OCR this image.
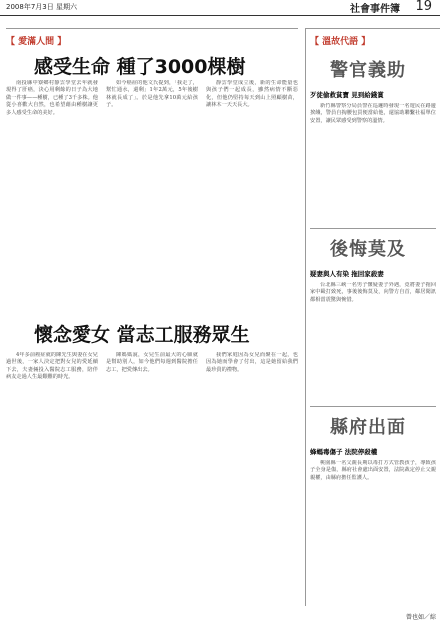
2008年7月3日 星期六	社會事件簿 19
【 愛滿人間 】
感受生命 種了3000棵樹

南投縣中寮鄉村靜雲學堂去年就發現得了肝癌，決心用剩餘的日子為大地做一件事——種樹，已種了3千多株。他從小喜歡大自然，也希望藉由種樹讓更多人感受生命的美好。

如今癌症的他文氏提到，「我走了，幫忙通水，還剩」1年2萬元，5年後樹林就長成了」。於是他先拿10萬元給孩子。

靜雲學堂成立後，新的生命能量也與孩子們一起成長，雖然病情不斷惡化，但他仍堅持每天到山上照顧樹苗，讓林木一天天長大。

懷念愛女 當志工服務眾生

4年多前癌症就的陳先生與妻在女兒過世後，一家人決定把對女兒的愛延續下去，夫妻倆投入醫院志工服務，陪伴病友走過人生最艱難的時光。

陳媽媽說，女兒生前最大的心願就是幫助別人，如今他們每週到醫院擔任志工，把愛傳出去。

我們家庭因為女兒而聚在一起，也因為她而學會了付出，這是她留給我們最珍貴的禮物。

【 溫故代語 】
警官義助
歹徒偷救貧寶 見到給錢賞

新竹縣警察分局員警在巡邏時發現一名遊民在路邊挨餓，警員自掏腰包買便當給他，還協助聯繫社福單位安置，讓民眾感受到警察的溫情。

後悔莫及
疑妻與人有染 拖回家殺妻

台北縣三峽一名男子懷疑妻子外遇，竟將妻子拖回家中毆打致死，事後後悔莫及，向警方自首，鄰居聞訊都相當震驚與惋惜。

縣府出面
蜂螞毒傷子 法院停殺權

桃園縣一名父親長期以毒打方式管教孩子，導致孩子全身是傷，縣府社會處出面安置，法院裁定停止父親親權，由縣府擔任監護人。

曾也如／綜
--------------------------------------------------
- _Task prompt_
Make an exact copy of the records shown above, without the pictures.

- _Answer for the task_
OCR this image.
2008年7月3日 星期六	社會事件簿 19
【 愛滿人間 】
感受生命 種了3000棵樹

南投縣中寮鄉村靜雲學堂去年就發現得了肝癌，決心用剩餘的日子為大地做一件事——種樹，已種了3千多株。他從小喜歡大自然，也希望藉由種樹讓更多人感受生命的美好。

如今癌症的他文氏提到，「我走了，幫忙通水，還剩」1年2萬元，5年後樹林就長成了」。於是他先拿10萬元給孩子。

靜雲學堂成立後，新的生命能量也與孩子們一起成長，雖然病情不斷惡化，但他仍堅持每天到山上照顧樹苗，讓林木一天天長大。

懷念愛女 當志工服務眾生

4年多前癌症就的陳先生與妻在女兒過世後，一家人決定把對女兒的愛延續下去，夫妻倆投入醫院志工服務，陪伴病友走過人生最艱難的時光。

陳媽媽說，女兒生前最大的心願就是幫助別人，如今他們每週到醫院擔任志工，把愛傳出去。

我們家庭因為女兒而聚在一起，也因為她而學會了付出，這是她留給我們最珍貴的禮物。

【 溫故代語 】
警官義助
歹徒偷救貧寶 見到給錢賞

新竹縣警察分局員警在巡邏時發現一名遊民在路邊挨餓，警員自掏腰包買便當給他，還協助聯繫社福單位安置，讓民眾感受到警察的溫情。

後悔莫及
疑妻與人有染 拖回家殺妻

台北縣三峽一名男子懷疑妻子外遇，竟將妻子拖回家中毆打致死，事後後悔莫及，向警方自首，鄰居聞訊都相當震驚與惋惜。

縣府出面
蜂螞毒傷子 法院停殺權

桃園縣一名父親長期以毒打方式管教孩子，導致孩子全身是傷，縣府社會處出面安置，法院裁定停止父親親權，由縣府擔任監護人。

曾也如／綜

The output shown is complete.